■ Request: Copy out all lines of the records in which the word "STIHL" appears.
>>>
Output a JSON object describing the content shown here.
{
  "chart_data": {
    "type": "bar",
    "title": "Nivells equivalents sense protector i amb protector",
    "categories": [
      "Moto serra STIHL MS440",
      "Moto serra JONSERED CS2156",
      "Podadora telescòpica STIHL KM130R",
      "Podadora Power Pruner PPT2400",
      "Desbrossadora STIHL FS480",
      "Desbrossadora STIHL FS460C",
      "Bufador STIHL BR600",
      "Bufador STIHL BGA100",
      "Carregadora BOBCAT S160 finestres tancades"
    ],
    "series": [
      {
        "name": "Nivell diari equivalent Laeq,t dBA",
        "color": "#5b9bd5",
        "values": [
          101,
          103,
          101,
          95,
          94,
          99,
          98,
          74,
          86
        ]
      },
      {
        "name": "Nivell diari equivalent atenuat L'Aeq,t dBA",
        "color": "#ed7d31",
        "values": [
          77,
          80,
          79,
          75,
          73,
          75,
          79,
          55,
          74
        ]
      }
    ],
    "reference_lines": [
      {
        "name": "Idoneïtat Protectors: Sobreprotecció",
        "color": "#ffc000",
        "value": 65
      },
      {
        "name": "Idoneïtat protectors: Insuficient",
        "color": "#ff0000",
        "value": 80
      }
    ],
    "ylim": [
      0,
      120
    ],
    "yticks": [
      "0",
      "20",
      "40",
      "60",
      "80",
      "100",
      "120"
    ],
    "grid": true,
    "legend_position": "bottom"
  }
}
<<<
■ Answer to this task:
      "Moto serra STIHL MS440",
      "Podadora telescòpica STIHL KM130R",
      "Desbrossadora STIHL FS480",
      "Desbrossadora STIHL FS460C",
      "Bufador STIHL BR600",
      "Bufador STIHL BGA100",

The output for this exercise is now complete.